[Lines of data]
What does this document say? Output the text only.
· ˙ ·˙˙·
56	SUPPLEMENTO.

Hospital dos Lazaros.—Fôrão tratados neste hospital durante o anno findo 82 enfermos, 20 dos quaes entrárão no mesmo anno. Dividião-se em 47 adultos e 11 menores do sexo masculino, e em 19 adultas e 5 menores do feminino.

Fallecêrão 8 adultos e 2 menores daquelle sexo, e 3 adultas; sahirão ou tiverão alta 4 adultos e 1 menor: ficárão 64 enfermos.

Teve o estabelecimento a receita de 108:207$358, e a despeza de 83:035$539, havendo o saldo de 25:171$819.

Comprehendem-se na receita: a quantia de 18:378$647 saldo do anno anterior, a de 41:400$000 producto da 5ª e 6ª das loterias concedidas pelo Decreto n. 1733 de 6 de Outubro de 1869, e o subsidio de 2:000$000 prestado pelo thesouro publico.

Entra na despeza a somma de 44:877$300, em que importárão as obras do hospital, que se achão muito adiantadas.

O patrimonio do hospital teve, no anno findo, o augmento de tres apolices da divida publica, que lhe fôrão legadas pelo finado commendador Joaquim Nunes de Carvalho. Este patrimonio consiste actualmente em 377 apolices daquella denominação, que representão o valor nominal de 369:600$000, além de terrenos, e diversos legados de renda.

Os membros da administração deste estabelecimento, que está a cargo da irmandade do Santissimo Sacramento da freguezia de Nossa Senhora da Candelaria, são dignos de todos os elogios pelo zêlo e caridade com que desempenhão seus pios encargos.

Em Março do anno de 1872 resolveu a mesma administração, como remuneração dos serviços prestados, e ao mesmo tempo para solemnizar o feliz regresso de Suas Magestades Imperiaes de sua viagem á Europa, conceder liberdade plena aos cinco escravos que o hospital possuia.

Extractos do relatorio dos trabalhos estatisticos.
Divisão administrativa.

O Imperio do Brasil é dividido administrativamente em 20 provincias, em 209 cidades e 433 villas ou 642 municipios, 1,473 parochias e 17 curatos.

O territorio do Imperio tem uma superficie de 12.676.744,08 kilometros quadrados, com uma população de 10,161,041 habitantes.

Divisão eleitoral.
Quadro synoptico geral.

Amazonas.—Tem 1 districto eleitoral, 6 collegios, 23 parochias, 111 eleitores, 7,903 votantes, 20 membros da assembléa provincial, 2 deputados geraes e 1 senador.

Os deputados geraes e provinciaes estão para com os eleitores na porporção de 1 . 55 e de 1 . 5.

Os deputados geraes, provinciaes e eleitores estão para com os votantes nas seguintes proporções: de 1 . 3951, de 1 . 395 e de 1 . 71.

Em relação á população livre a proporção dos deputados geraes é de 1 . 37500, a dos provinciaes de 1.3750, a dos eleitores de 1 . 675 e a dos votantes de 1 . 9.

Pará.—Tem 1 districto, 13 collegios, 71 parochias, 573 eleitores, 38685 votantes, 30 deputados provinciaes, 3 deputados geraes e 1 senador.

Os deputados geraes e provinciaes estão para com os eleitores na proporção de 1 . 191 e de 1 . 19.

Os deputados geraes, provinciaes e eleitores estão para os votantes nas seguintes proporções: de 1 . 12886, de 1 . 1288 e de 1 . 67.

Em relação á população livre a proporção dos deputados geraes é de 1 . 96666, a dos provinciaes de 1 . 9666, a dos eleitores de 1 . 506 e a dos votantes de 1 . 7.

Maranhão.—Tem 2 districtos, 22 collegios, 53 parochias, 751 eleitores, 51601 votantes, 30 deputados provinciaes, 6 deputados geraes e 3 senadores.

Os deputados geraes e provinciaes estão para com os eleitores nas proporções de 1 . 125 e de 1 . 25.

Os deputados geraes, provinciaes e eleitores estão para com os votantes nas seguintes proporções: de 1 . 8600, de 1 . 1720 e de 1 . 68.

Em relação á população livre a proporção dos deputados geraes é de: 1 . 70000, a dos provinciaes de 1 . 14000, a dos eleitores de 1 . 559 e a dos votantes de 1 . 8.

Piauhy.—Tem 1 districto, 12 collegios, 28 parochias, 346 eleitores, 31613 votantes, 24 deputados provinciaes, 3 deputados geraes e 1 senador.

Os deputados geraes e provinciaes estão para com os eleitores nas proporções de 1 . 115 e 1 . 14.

## STATED GOAL
The entries above must be returned exactly.

## PROBLEM SOLUTION
What does this document say? Output the text only.
· ˙ ·˙˙·
56	SUPPLEMENTO.

Hospital dos Lazaros.—Fôrão tratados neste hospital durante o anno findo 82 enfermos, 20 dos quaes entrárão no mesmo anno. Dividião-se em 47 adultos e 11 menores do sexo masculino, e em 19 adultas e 5 menores do feminino.

Fallecêrão 8 adultos e 2 menores daquelle sexo, e 3 adultas; sahirão ou tiverão alta 4 adultos e 1 menor: ficárão 64 enfermos.

Teve o estabelecimento a receita de 108:207$358, e a despeza de 83:035$539, havendo o saldo de 25:171$819.

Comprehendem-se na receita: a quantia de 18:378$647 saldo do anno anterior, a de 41:400$000 producto da 5ª e 6ª das loterias concedidas pelo Decreto n. 1733 de 6 de Outubro de 1869, e o subsidio de 2:000$000 prestado pelo thesouro publico.

Entra na despeza a somma de 44:877$300, em que importárão as obras do hospital, que se achão muito adiantadas.

O patrimonio do hospital teve, no anno findo, o augmento de tres apolices da divida publica, que lhe fôrão legadas pelo finado commendador Joaquim Nunes de Carvalho. Este patrimonio consiste actualmente em 377 apolices daquella denominação, que representão o valor nominal de 369:600$000, além de terrenos, e diversos legados de renda.

Os membros da administração deste estabelecimento, que está a cargo da irmandade do Santissimo Sacramento da freguezia de Nossa Senhora da Candelaria, são dignos de todos os elogios pelo zêlo e caridade com que desempenhão seus pios encargos.

Em Março do anno de 1872 resolveu a mesma administração, como remuneração dos serviços prestados, e ao mesmo tempo para solemnizar o feliz regresso de Suas Magestades Imperiaes de sua viagem á Europa, conceder liberdade plena aos cinco escravos que o hospital possuia.

Extractos do relatorio dos trabalhos estatisticos.
Divisão administrativa.

O Imperio do Brasil é dividido administrativamente em 20 provincias, em 209 cidades e 433 villas ou 642 municipios, 1,473 parochias e 17 curatos.

O territorio do Imperio tem uma superficie de 12.676.744,08 kilometros quadrados, com uma população de 10,161,041 habitantes.

Divisão eleitoral.
Quadro synoptico geral.

Amazonas.—Tem 1 districto eleitoral, 6 collegios, 23 parochias, 111 eleitores, 7,903 votantes, 20 membros da assembléa provincial, 2 deputados geraes e 1 senador.

Os deputados geraes e provinciaes estão para com os eleitores na porporção de 1 . 55 e de 1 . 5.

Os deputados geraes, provinciaes e eleitores estão para com os votantes nas seguintes proporções: de 1 . 3951, de 1 . 395 e de 1 . 71.

Em relação á população livre a proporção dos deputados geraes é de 1 . 37500, a dos provinciaes de 1.3750, a dos eleitores de 1 . 675 e a dos votantes de 1 . 9.

Pará.—Tem 1 districto, 13 collegios, 71 parochias, 573 eleitores, 38685 votantes, 30 deputados provinciaes, 3 deputados geraes e 1 senador.

Os deputados geraes e provinciaes estão para com os eleitores na proporção de 1 . 191 e de 1 . 19.

Os deputados geraes, provinciaes e eleitores estão para os votantes nas seguintes proporções: de 1 . 12886, de 1 . 1288 e de 1 . 67.

Em relação á população livre a proporção dos deputados geraes é de 1 . 96666, a dos provinciaes de 1 . 9666, a dos eleitores de 1 . 506 e a dos votantes de 1 . 7.

Maranhão.—Tem 2 districtos, 22 collegios, 53 parochias, 751 eleitores, 51601 votantes, 30 deputados provinciaes, 6 deputados geraes e 3 senadores.

Os deputados geraes e provinciaes estão para com os eleitores nas proporções de 1 . 125 e de 1 . 25.

Os deputados geraes, provinciaes e eleitores estão para com os votantes nas seguintes proporções: de 1 . 8600, de 1 . 1720 e de 1 . 68.

Em relação á população livre a proporção dos deputados geraes é de: 1 . 70000, a dos provinciaes de 1 . 14000, a dos eleitores de 1 . 559 e a dos votantes de 1 . 8.

Piauhy.—Tem 1 districto, 12 collegios, 28 parochias, 346 eleitores, 31613 votantes, 24 deputados provinciaes, 3 deputados geraes e 1 senador.

Os deputados geraes e provinciaes estão para com os eleitores nas proporções de 1 . 115 e 1 . 14.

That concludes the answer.